* **PROBLEM TO WORK ON**
Exclude the pictures; give every entry again exactly as written.

(Some records)
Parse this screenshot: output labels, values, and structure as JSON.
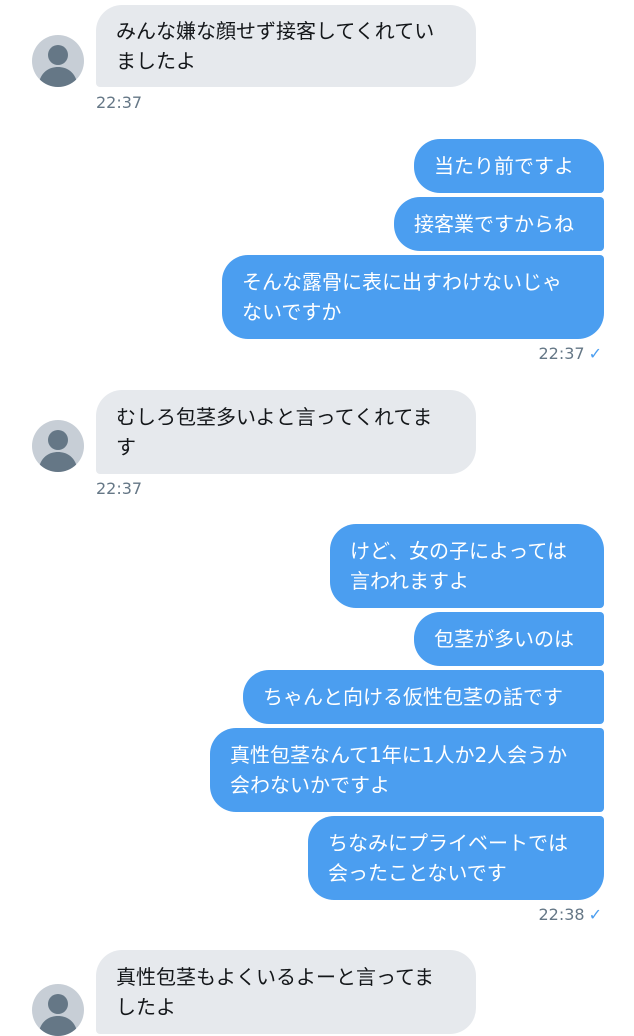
{
  "conversation": {
    "messages": [
      {
        "side": "incoming",
        "text": "みんな嫌な顔せず接客してくれてい\nましたよ"
      },
      {
        "side": "outgoing",
        "text": "当たり前ですよ"
      },
      {
        "side": "outgoing",
        "text": "接客業ですからね"
      },
      {
        "side": "outgoing",
        "text": "そんな露骨に表に出すわけないじゃ\nないですか"
      },
      {
        "side": "incoming",
        "text": "むしろ包茎多いよと言ってくれてま\nす"
      },
      {
        "side": "outgoing",
        "text": "けど、女の子によっては\n言われますよ"
      },
      {
        "side": "outgoing",
        "text": "包茎が多いのは"
      },
      {
        "side": "outgoing",
        "text": "ちゃんと向ける仮性包茎の話です"
      },
      {
        "side": "outgoing",
        "text": "真性包茎なんて1年に1人か2人会うか\n会わないかですよ"
      },
      {
        "side": "outgoing",
        "text": "ちなみにプライベートでは\n会ったことないです"
      },
      {
        "side": "incoming",
        "text": "真性包茎もよくいるよーと言ってま\nしたよ"
      }
    ],
    "timestamps": [
      {
        "time": "22:37",
        "read_mark": ""
      },
      {
        "time": "22:37",
        "read_mark": "✓"
      },
      {
        "time": "22:37",
        "read_mark": ""
      },
      {
        "time": "22:38",
        "read_mark": "✓"
      }
    ]
  },
  "colors": {
    "incoming_bubble": "#e6e9ed",
    "outgoing_bubble": "#4b9ef0",
    "timestamp": "#657786",
    "read_check": "#4b9ef0",
    "avatar_bg": "#c7ced6",
    "avatar_figure": "#657786"
  },
  "icons": {
    "avatar": "default-user-silhouette-icon",
    "read_mark": "check-icon"
  }
}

* **FULL ANSWER**
Parse this screenshot: output labels, values, and structure as JSON.
{
  "conversation": {
    "messages": [
      {
        "side": "incoming",
        "text": "みんな嫌な顔せず接客してくれてい\nましたよ"
      },
      {
        "side": "outgoing",
        "text": "当たり前ですよ"
      },
      {
        "side": "outgoing",
        "text": "接客業ですからね"
      },
      {
        "side": "outgoing",
        "text": "そんな露骨に表に出すわけないじゃ\nないですか"
      },
      {
        "side": "incoming",
        "text": "むしろ包茎多いよと言ってくれてま\nす"
      },
      {
        "side": "outgoing",
        "text": "けど、女の子によっては\n言われますよ"
      },
      {
        "side": "outgoing",
        "text": "包茎が多いのは"
      },
      {
        "side": "outgoing",
        "text": "ちゃんと向ける仮性包茎の話です"
      },
      {
        "side": "outgoing",
        "text": "真性包茎なんて1年に1人か2人会うか\n会わないかですよ"
      },
      {
        "side": "outgoing",
        "text": "ちなみにプライベートでは\n会ったことないです"
      },
      {
        "side": "incoming",
        "text": "真性包茎もよくいるよーと言ってま\nしたよ"
      }
    ],
    "timestamps": [
      {
        "time": "22:37",
        "read_mark": ""
      },
      {
        "time": "22:37",
        "read_mark": "✓"
      },
      {
        "time": "22:37",
        "read_mark": ""
      },
      {
        "time": "22:38",
        "read_mark": "✓"
      }
    ]
  },
  "colors": {
    "incoming_bubble": "#e6e9ed",
    "outgoing_bubble": "#4b9ef0",
    "timestamp": "#657786",
    "read_check": "#4b9ef0",
    "avatar_bg": "#c7ced6",
    "avatar_figure": "#657786"
  },
  "icons": {
    "avatar": "default-user-silhouette-icon",
    "read_mark": "check-icon"
  }
}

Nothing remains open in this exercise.